- **SELECTED EXTRACT**
Wednesday, April 30, 2008

Removing messages from postfix mail queue

Mail is backing up in the mail queue on my postfix server. I've found that many messages are ones I can remove, but I don't want to manually delete them one at a time. I found a posting on howtoforge that helped:

However, the command didn't work, as I think it left the -n out of the tail command. So I used this command and it worked:

mailq | tail -n +2 | awk 'BEGIN { RS = "" } / falko@example\.com$/ { print $1 }' | tr -d '*!' | postsuper -d -

Unfortunately, this didn't work right away. The mailq command was reporting nothing in the mail queue. I discovered that /usr/bin/mailq was pointing at the sendmail version of mailq. I fixed this by fixing the symlink for mta-mailq:

cd /etc/alternatives
rm mta-mailq
ln -s /usr/bin/mailq.postfix mta-mailq

Now running mailq gives the results that postfix -p does. I'm unclear on if the output of mailq is the same as postfix -p (and I didn't take the time to look), but it works this way.

I found the following command useful to see how many messages are currently in the queue:

postqueue -p | tail -1

Lastly, for some reason I couldn't seem to get the above command to remove mail from MAILER-DAEMON. Again, I didn't really look into the reason too much. But I found another solution on a howtoforge forum posting. The following deletes all mail in the queue that is from MAILER-DAEMON:

mailq | tail -n +2 | awk 'BEGIN { RS = "" } { if ($7 == "MAILER-DAEMON" ) print $1 }' | tr -d '*!' | postsuper -d -

Also, I found out that I should NOT have issued the following command to flush all queued mail. It takes all the deferred mail and makes them active again, trying to resend them. Most of those messages are in there because they couldn't connect to deliver for some reason, so retrying them all will take lots of time. It took well over a day to get through the entire queue.

postqueue -f (DON'T RUN THIS without knowing what it does)

Saturday, March 08, 2008

Hard drive crash

I just lost a drive on a CentOS / OpenVZ server. The system had three 750GB sata drives, two of which were mirrored, and one spare. The sdb drive had failed and brought the system down when it did so. I thought a RAID1 system was supposed to keep running even if a drive failed. Evidently not, or at least not with linux software raid.

Anyway, the spare drive was partitioned to be used as a place to store system backups. But the system was so new that it hadn't been used much. So I just moved the data from it and then used the spare to replace the bad sdb drive. The system was configured with LVM on top of software raid for sda and sdb, and just LVM for sdc (the spare).

I used fdisk to verify the drive partitions. I did a lot of testing and checking to make sure that I wasn't going to blow away the only good data I had.

- **DATASET EXTRACT**
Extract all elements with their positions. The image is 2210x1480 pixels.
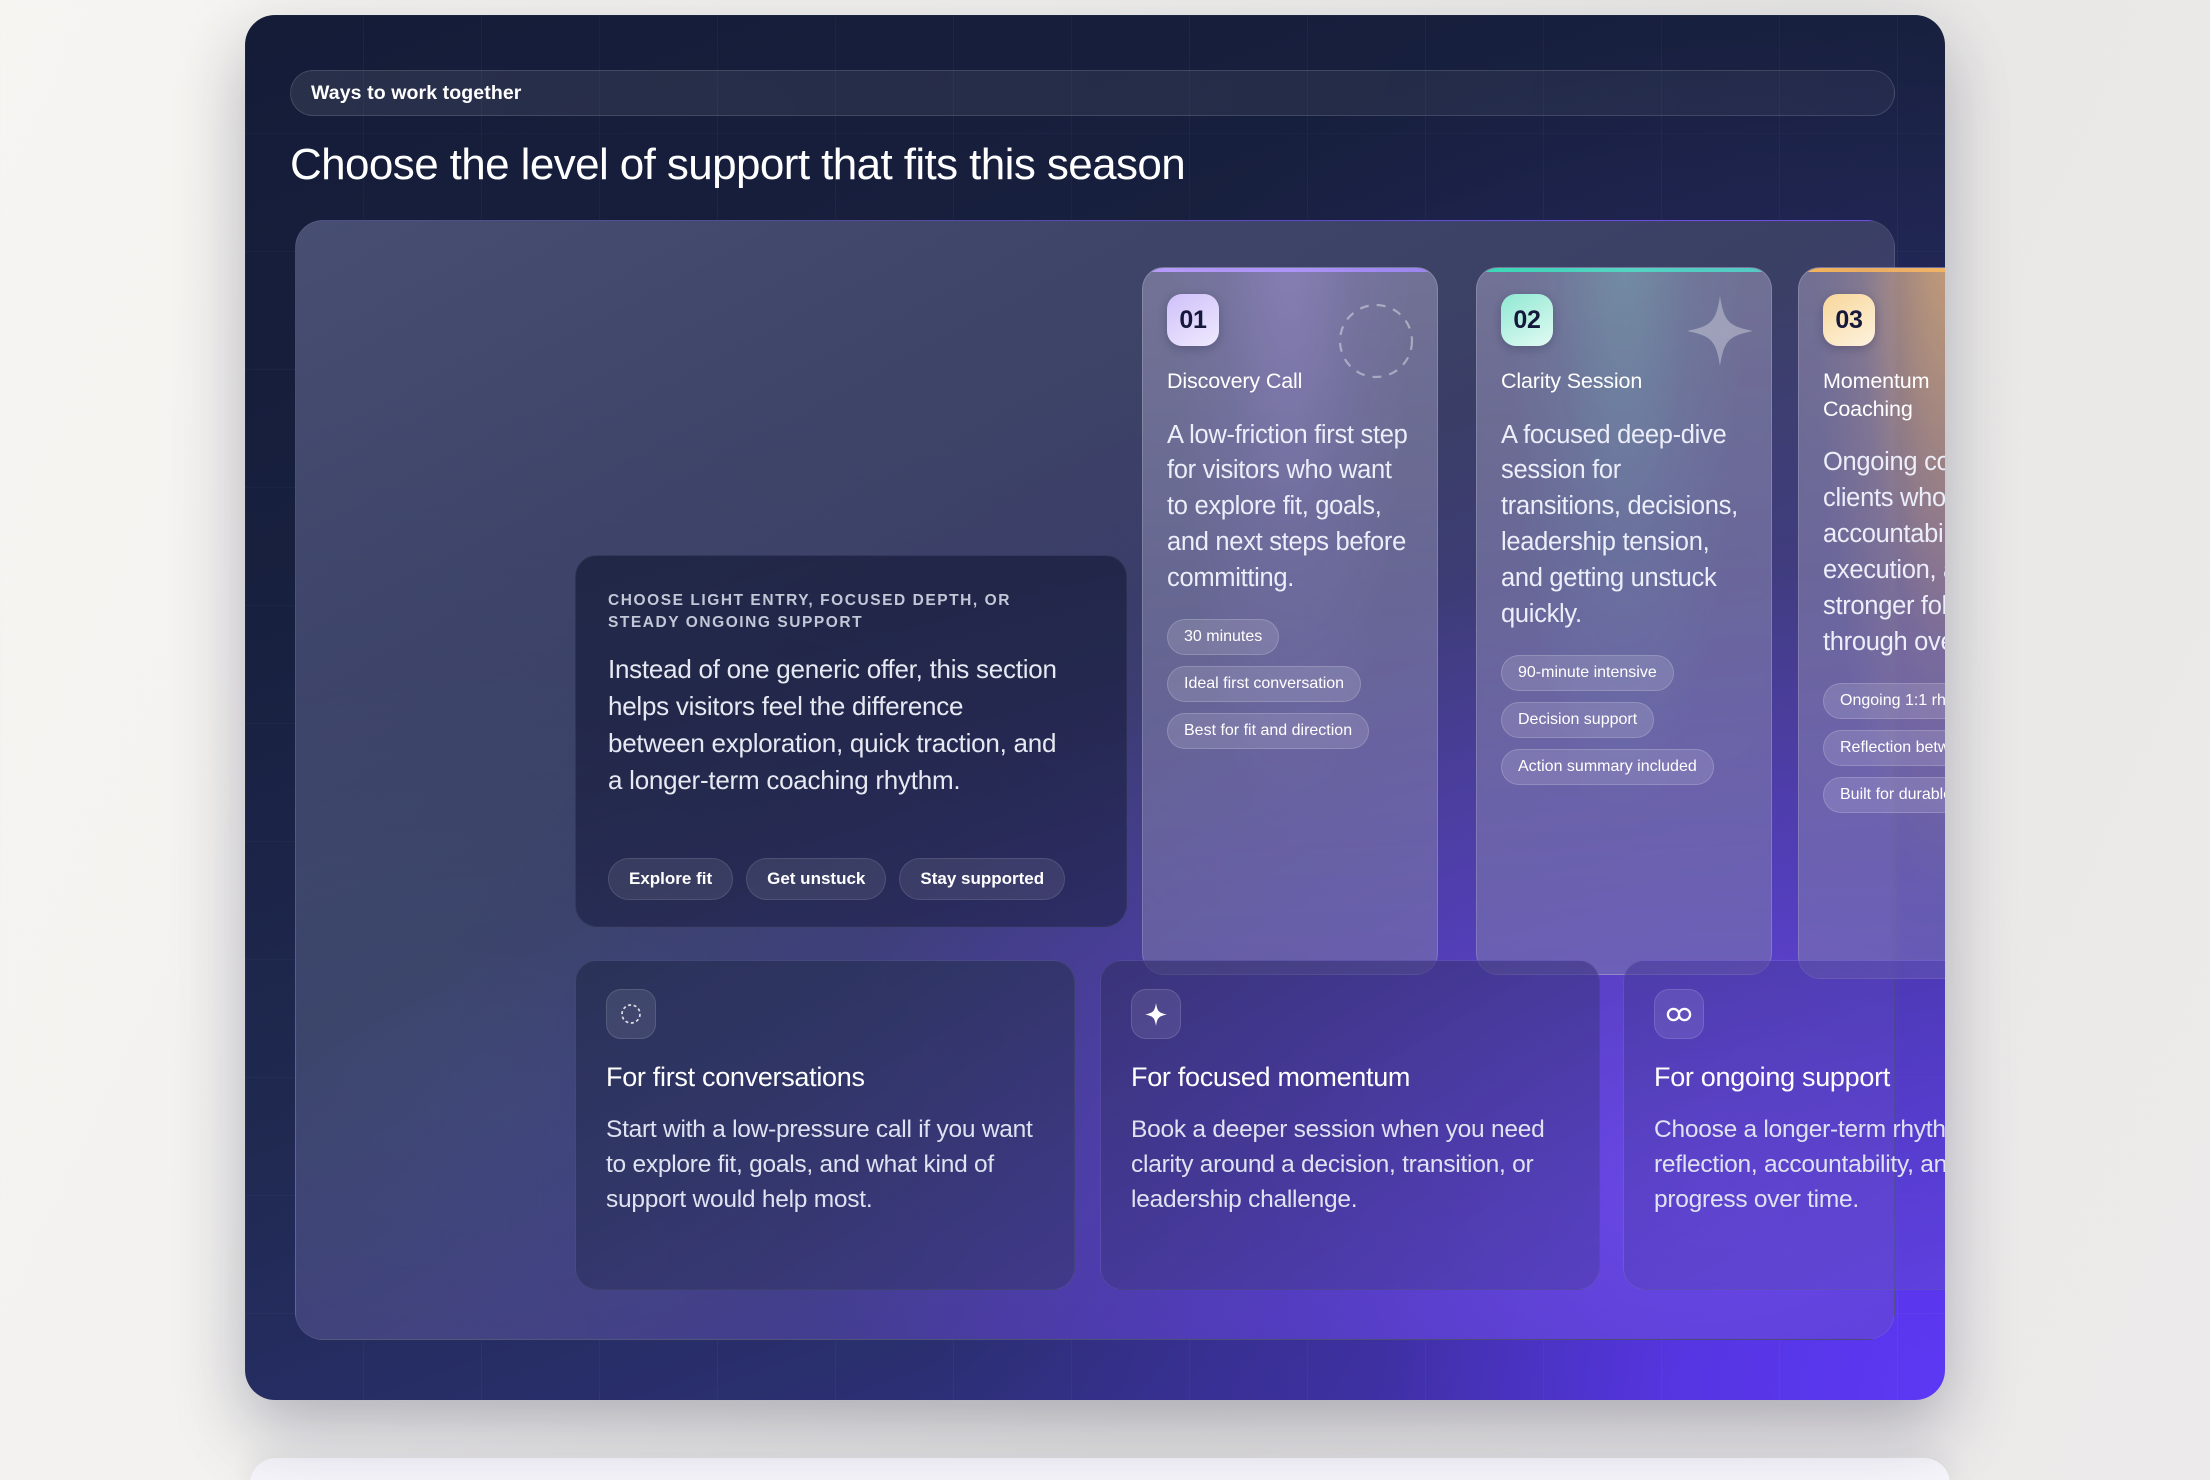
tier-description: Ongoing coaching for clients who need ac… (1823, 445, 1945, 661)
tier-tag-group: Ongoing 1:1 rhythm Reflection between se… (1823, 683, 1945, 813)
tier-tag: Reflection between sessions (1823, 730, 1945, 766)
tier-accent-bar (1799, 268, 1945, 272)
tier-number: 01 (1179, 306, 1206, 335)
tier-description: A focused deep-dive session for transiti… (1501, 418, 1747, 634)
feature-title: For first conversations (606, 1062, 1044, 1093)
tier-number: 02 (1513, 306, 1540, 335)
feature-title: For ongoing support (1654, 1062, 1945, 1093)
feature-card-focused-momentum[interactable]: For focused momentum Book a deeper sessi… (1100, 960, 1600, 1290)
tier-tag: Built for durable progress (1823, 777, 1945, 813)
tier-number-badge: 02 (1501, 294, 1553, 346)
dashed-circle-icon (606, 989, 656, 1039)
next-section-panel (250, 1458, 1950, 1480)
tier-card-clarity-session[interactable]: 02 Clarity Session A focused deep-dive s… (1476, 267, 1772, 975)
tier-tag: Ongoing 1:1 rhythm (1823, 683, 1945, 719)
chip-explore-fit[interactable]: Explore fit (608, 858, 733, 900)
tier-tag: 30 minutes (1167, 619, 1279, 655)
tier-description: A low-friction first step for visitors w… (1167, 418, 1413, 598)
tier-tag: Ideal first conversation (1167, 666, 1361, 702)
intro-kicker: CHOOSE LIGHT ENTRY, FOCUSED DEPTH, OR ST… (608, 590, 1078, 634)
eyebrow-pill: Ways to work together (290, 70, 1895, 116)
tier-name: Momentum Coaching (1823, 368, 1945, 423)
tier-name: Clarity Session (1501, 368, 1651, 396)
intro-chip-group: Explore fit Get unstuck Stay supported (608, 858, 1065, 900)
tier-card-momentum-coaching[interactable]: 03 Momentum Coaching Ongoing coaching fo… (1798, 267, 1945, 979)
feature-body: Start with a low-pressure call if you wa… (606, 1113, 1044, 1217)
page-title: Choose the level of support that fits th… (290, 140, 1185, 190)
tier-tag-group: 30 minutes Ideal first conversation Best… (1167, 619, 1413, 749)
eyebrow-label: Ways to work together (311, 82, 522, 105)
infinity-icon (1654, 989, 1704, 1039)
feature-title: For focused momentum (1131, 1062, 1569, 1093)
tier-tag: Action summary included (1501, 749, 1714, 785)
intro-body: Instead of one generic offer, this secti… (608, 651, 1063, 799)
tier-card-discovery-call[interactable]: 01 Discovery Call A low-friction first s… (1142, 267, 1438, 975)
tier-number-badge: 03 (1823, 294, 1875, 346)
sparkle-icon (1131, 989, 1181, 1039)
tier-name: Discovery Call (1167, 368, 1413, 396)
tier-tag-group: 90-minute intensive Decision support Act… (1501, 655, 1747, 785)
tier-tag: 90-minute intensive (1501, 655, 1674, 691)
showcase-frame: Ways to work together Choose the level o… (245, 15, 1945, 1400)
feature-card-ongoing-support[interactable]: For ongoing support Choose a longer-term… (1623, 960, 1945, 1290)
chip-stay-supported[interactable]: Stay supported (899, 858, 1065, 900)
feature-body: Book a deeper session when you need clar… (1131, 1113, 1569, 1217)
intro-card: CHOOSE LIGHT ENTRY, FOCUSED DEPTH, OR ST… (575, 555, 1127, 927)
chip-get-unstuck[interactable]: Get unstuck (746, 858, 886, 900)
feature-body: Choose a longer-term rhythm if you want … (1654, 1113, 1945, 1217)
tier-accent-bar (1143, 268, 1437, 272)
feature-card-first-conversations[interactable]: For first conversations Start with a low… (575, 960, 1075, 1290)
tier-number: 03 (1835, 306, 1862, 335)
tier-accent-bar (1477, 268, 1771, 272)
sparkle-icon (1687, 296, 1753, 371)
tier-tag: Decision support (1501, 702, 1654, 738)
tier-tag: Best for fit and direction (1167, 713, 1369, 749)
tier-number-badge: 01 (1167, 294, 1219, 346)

- **SHORT EXERCISE**
From the blog text, reproduce the passage between "Anyway, the spare" and "data I had.", inclusive.

- **WRITTEN RESPONSE**
Anyway, the spare drive was partitioned to be used as a place to store system backups. But the system was so new that it hadn't been used much. So I just moved the data from it and then used the spare to replace the bad sdb drive. The system was configured with LVM on top of software raid for sda and sdb, and just LVM for sdc (the spare).

I used fdisk to verify the drive partitions. I did a lot of testing and checking to make sure that I wasn't going to blow away the only good data I had.